> _Task_:
How many lines in the records below contain the word "Change"? Answer with the number alone.

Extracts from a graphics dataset

^^^^

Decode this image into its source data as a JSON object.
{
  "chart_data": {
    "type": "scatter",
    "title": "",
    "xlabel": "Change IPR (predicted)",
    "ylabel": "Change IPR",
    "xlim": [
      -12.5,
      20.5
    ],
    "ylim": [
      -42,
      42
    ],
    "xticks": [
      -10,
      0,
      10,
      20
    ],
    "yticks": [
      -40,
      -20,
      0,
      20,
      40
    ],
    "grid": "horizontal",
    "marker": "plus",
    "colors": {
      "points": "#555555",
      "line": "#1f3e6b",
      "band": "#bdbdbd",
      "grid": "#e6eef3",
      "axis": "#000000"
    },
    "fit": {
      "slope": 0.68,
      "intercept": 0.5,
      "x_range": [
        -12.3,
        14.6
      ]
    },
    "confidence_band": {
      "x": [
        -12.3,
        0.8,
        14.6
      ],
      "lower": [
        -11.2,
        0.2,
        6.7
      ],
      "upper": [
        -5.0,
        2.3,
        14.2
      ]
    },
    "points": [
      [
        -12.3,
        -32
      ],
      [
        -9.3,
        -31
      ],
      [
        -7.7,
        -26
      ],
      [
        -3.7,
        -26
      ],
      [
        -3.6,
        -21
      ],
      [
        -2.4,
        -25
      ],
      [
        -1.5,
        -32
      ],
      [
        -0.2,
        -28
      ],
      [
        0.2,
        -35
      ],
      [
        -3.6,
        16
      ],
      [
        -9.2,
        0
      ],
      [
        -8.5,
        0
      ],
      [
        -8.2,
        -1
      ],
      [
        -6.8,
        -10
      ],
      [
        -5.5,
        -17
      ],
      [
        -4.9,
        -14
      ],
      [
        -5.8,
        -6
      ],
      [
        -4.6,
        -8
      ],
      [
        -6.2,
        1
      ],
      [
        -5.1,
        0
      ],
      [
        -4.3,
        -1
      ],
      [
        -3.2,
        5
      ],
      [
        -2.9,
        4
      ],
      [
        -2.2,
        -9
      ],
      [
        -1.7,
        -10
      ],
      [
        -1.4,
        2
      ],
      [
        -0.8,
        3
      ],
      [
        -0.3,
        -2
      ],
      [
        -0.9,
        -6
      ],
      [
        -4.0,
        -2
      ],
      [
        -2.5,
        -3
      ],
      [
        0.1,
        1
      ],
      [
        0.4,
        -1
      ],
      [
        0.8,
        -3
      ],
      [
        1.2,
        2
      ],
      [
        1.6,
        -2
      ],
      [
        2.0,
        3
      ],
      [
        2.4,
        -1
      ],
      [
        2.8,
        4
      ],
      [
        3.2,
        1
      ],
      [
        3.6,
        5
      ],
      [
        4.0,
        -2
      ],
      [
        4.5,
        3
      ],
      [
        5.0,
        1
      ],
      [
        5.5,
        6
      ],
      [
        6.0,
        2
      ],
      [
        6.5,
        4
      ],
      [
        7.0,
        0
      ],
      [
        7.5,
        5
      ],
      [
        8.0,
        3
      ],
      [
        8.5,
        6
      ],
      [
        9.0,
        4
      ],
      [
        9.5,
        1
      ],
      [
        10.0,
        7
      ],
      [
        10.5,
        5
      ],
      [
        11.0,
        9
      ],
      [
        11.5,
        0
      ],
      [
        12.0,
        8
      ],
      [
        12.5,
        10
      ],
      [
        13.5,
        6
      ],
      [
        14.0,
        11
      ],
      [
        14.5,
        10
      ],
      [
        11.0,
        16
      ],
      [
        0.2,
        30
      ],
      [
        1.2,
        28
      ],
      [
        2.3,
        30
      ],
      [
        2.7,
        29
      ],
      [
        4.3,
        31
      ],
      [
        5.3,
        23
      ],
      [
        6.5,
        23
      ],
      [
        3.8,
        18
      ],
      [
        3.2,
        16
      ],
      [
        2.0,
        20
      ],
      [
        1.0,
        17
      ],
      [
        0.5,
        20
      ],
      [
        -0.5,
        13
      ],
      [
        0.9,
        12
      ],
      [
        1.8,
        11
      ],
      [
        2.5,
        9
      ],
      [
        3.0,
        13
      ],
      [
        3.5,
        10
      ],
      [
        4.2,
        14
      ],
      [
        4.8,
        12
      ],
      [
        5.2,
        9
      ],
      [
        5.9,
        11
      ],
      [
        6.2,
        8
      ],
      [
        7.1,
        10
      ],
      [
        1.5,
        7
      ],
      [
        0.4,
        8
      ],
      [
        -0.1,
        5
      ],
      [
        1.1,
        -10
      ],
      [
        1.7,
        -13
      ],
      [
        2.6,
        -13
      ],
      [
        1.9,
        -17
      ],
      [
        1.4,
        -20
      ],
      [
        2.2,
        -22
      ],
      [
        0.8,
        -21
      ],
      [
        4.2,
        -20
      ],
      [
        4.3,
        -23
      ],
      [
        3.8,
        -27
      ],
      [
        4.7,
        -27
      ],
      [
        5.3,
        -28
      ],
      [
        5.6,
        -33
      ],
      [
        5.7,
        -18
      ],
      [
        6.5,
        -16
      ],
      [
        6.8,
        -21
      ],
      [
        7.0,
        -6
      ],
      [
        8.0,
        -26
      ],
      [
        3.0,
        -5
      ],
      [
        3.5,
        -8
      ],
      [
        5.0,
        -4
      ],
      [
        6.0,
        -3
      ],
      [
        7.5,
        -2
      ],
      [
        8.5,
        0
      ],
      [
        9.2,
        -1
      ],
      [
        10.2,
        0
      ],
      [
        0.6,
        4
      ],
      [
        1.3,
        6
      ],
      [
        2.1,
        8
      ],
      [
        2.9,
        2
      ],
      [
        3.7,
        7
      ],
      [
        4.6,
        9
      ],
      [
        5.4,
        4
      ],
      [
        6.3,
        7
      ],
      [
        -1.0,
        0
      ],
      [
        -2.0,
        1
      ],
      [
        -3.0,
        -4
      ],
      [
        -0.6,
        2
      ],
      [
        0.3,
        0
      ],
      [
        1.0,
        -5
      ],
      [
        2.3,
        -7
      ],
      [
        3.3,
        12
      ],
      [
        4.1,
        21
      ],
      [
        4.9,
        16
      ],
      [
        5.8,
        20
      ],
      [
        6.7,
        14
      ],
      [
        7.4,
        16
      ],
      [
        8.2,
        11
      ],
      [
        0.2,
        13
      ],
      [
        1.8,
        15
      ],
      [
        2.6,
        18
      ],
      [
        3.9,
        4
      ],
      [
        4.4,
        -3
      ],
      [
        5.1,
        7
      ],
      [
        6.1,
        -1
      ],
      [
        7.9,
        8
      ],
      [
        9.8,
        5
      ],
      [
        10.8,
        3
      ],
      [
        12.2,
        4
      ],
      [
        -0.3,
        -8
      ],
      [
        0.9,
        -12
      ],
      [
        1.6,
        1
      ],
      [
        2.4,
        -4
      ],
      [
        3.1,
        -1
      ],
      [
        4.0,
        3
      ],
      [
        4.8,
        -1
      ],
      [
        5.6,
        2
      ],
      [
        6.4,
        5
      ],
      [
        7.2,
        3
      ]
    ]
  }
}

^^^^

> _Solution to this problem_:
2